→ **Short problem**: Repeat every record below exactly, leaving out the pictures.

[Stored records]
::::::::::

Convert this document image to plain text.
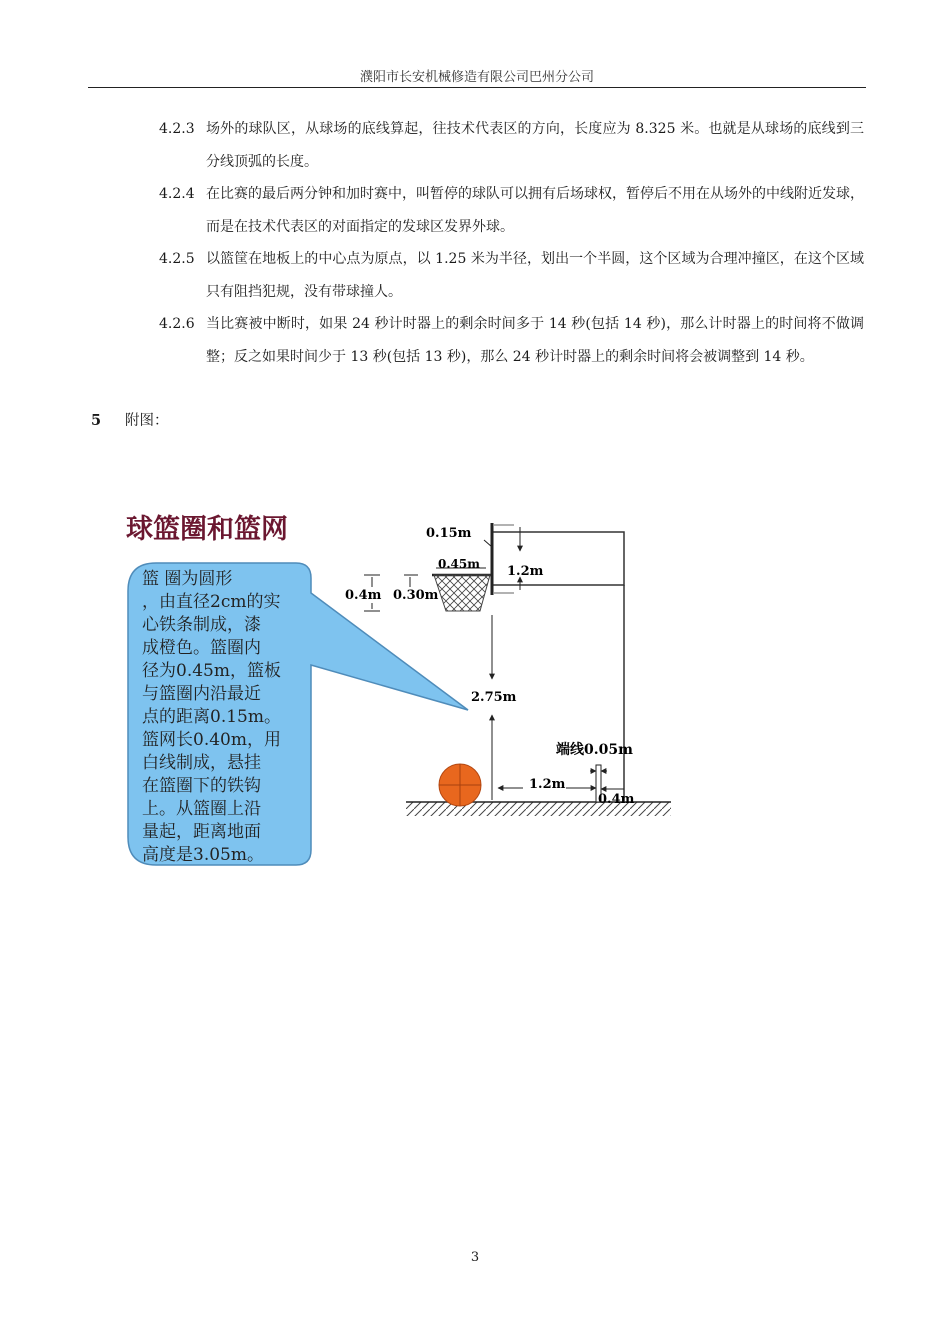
濮阳市长安机械修造有限公司巴州分公司
4.2.3 场外的球队区，从球场的底线算起，往技术代表区的方向，长度应为 8.325 米。也就是从球场的底线到三分线顶弧的长度。
4.2.4 在比赛的最后两分钟和加时赛中，叫暂停的球队可以拥有后场球权，暂停后不用在从场外的中线附近发球，而是在技术代表区的对面指定的发球区发界外球。
4.2.5 以篮筐在地板上的中心点为原点，以 1.25 米为半径，划出一个半圆，这个区域为合理冲撞区，在这个区域只有阻挡犯规，没有带球撞人。
4.2.6 当比赛被中断时，如果 24 秒计时器上的剩余时间多于 14 秒(包括 14 秒)，那么计时器上的时间将不做调整；反之如果时间少于 13 秒(包括 13 秒)，那么 24 秒计时器上的剩余时间将会被调整到 14 秒。
5 附图：
球篮圈和篮网
篮 圈为圆形
，由直径2cm的实
心铁条制成，漆
成橙色。篮圈内
径为0.45m，篮板
与篮圈内沿最近
点的距离0.15m。
篮网长0.40m，用
白线制成，悬挂
在篮圈下的铁钩
上。从篮圈上沿
量起，距离地面
高度是3.05m。
0.15m
1.2m
0.45m
0.4m 0.30m
2.75m
1.2m
端线0.05m
0.4m
3
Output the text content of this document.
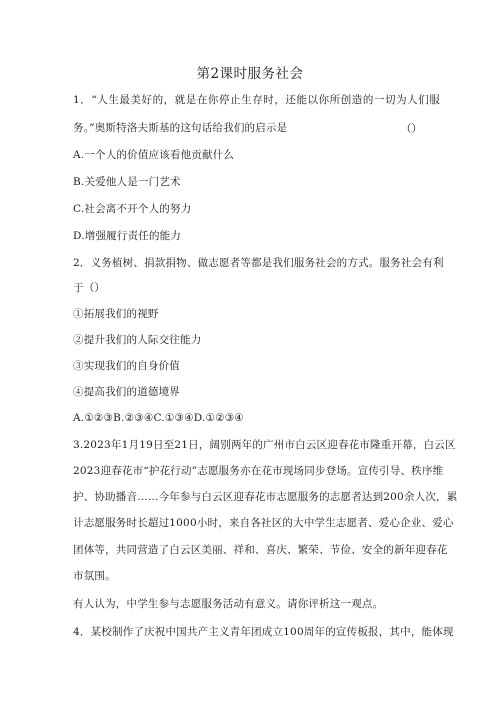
第2课时服务社会
1．“人生最美好的，就是在你停止生存时，还能以你所创造的一切为人们服
务。”奥斯特洛夫斯基的这句话给我们的启示是	（）
A.一个人的价值应该看他贡献什么
B.关爱他人是一门艺术
C.社会离不开个人的努力
D.增强履行责任的能力
2．义务植树、捐款捐物、做志愿者等都是我们服务社会的方式。服务社会有利
于（）
①拓展我们的视野
②提升我们的人际交往能力
③实现我们的自身价值
④提高我们的道德境界
A.①②③B.②③④C.①③④D.①②③④
3.2023年1月19日至21日，阔别两年的广州市白云区迎春花市隆重开幕，白云区
2023迎春花市“护花行动”志愿服务亦在花市现场同步登场。宣传引导、秩序维
护、协助播音……今年参与白云区迎春花市志愿服务的志愿者达到200余人次，累
计志愿服务时长超过1000小时，来自各社区的大中学生志愿者、爱心企业、爱心
团体等，共同营造了白云区美丽、祥和、喜庆、繁荣、节俭、安全的新年迎春花
市氛围。
有人认为，中学生参与志愿服务活动有意义。请你评析这一观点。
4．某校制作了庆祝中国共产主义青年团成立100周年的宣传板报，其中，能体现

::::::::::

→ **Solved problem**:
Convert this document image to plain text.
濮阳市长安机械修造有限公司巴州分公司
4.2.3 场外的球队区，从球场的底线算起，往技术代表区的方向，长度应为 8.325 米。也就是从球场的底线到三分线顶弧的长度。
4.2.4 在比赛的最后两分钟和加时赛中，叫暂停的球队可以拥有后场球权，暂停后不用在从场外的中线附近发球，而是在技术代表区的对面指定的发球区发界外球。
4.2.5 以篮筐在地板上的中心点为原点，以 1.25 米为半径，划出一个半圆，这个区域为合理冲撞区，在这个区域只有阻挡犯规，没有带球撞人。
4.2.6 当比赛被中断时，如果 24 秒计时器上的剩余时间多于 14 秒(包括 14 秒)，那么计时器上的时间将不做调整；反之如果时间少于 13 秒(包括 13 秒)，那么 24 秒计时器上的剩余时间将会被调整到 14 秒。
5 附图：
球篮圈和篮网
篮 圈为圆形
，由直径2cm的实
心铁条制成，漆
成橙色。篮圈内
径为0.45m，篮板
与篮圈内沿最近
点的距离0.15m。
篮网长0.40m，用
白线制成，悬挂
在篮圈下的铁钩
上。从篮圈上沿
量起，距离地面
高度是3.05m。
0.15m
1.2m
0.45m
0.4m 0.30m
2.75m
1.2m
端线0.05m
0.4m
3
Output the text content of this document.
第2课时服务社会
1．“人生最美好的，就是在你停止生存时，还能以你所创造的一切为人们服
务。”奥斯特洛夫斯基的这句话给我们的启示是	（）
A.一个人的价值应该看他贡献什么
B.关爱他人是一门艺术
C.社会离不开个人的努力
D.增强履行责任的能力
2．义务植树、捐款捐物、做志愿者等都是我们服务社会的方式。服务社会有利
于（）
①拓展我们的视野
②提升我们的人际交往能力
③实现我们的自身价值
④提高我们的道德境界
A.①②③B.②③④C.①③④D.①②③④
3.2023年1月19日至21日，阔别两年的广州市白云区迎春花市隆重开幕，白云区
2023迎春花市“护花行动”志愿服务亦在花市现场同步登场。宣传引导、秩序维
护、协助播音……今年参与白云区迎春花市志愿服务的志愿者达到200余人次，累
计志愿服务时长超过1000小时，来自各社区的大中学生志愿者、爱心企业、爱心
团体等，共同营造了白云区美丽、祥和、喜庆、繁荣、节俭、安全的新年迎春花
市氛围。
有人认为，中学生参与志愿服务活动有意义。请你评析这一观点。
4．某校制作了庆祝中国共产主义青年团成立100周年的宣传板报，其中，能体现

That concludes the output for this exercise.